## Exercise
Please return every line of the records that contains the word "Total".

▶

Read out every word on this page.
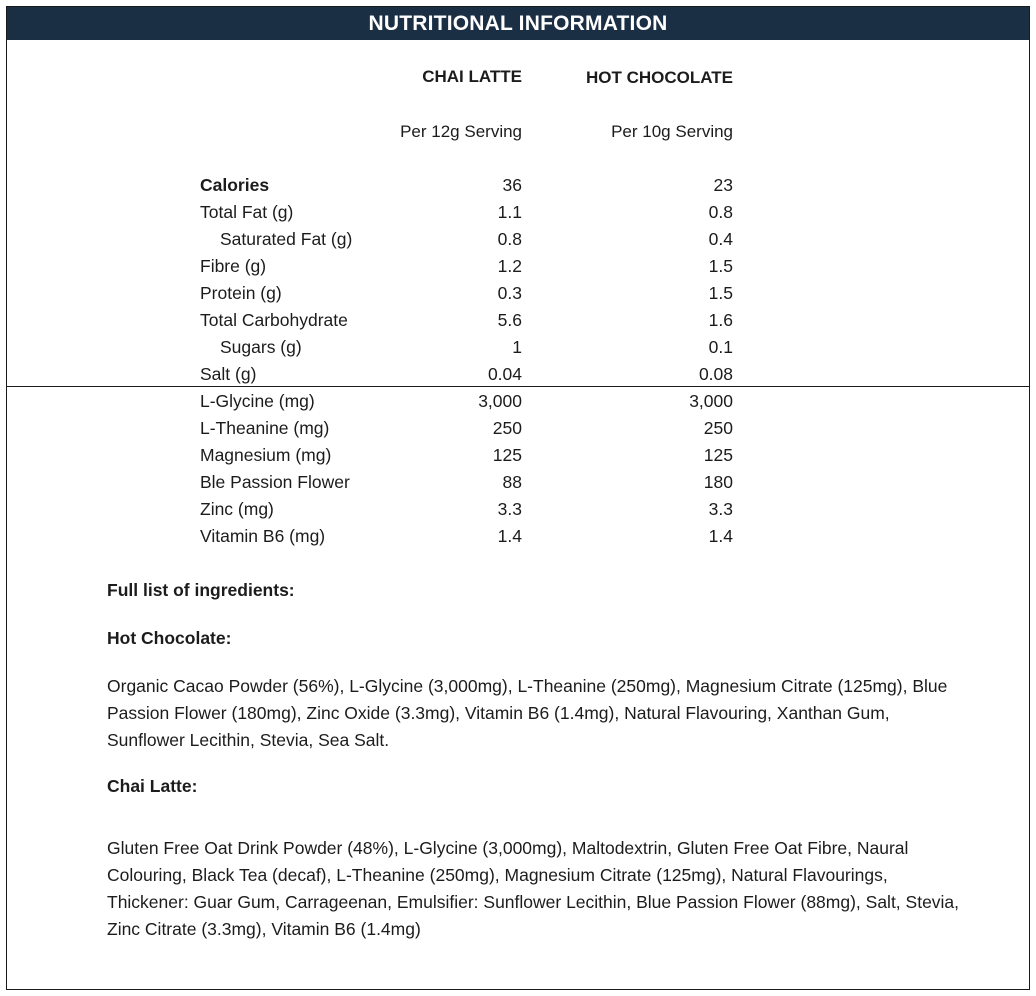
NUTRITIONAL INFORMATION
CHAI LATTE	HOT CHOCOLATE
Per 12g Serving	Per 10g Serving
Calories	36	23
Total Fat (g)	1.1	0.8
Saturated Fat (g)	0.8	0.4
Fibre (g)	1.2	1.5
Protein (g)	0.3	1.5
Total Carbohydrate	5.6	1.6
Sugars (g)	1	0.1
Salt (g)	0.04	0.08
L-Glycine (mg)	3,000	3,000
L-Theanine (mg)	250	250
Magnesium (mg)	125	125
Ble Passion Flower	88	180
Zinc (mg)	3.3	3.3
Vitamin B6 (mg)	1.4	1.4
Full list of ingredients:
Hot Chocolate:
Organic Cacao Powder (56%), L-Glycine (3,000mg), L-Theanine (250mg), Magnesium Citrate (125mg), Blue Passion Flower (180mg), Zinc Oxide (3.3mg), Vitamin B6 (1.4mg), Natural Flavouring, Xanthan Gum, Sunflower Lecithin, Stevia, Sea Salt.
Chai Latte:
Gluten Free Oat Drink Powder (48%), L-Glycine (3,000mg), Maltodextrin, Gluten Free Oat Fibre, Naural Colouring, Black Tea (decaf), L-Theanine (250mg), Magnesium Citrate (125mg), Natural Flavourings, Thickener: Guar Gum, Carrageenan, Emulsifier: Sunflower Lecithin, Blue Passion Flower (88mg), Salt, Stevia, Zinc Citrate (3.3mg), Vitamin B6 (1.4mg)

◀

## Answer space
Total Fat (g)	1.1	0.8
Total Carbohydrate	5.6	1.6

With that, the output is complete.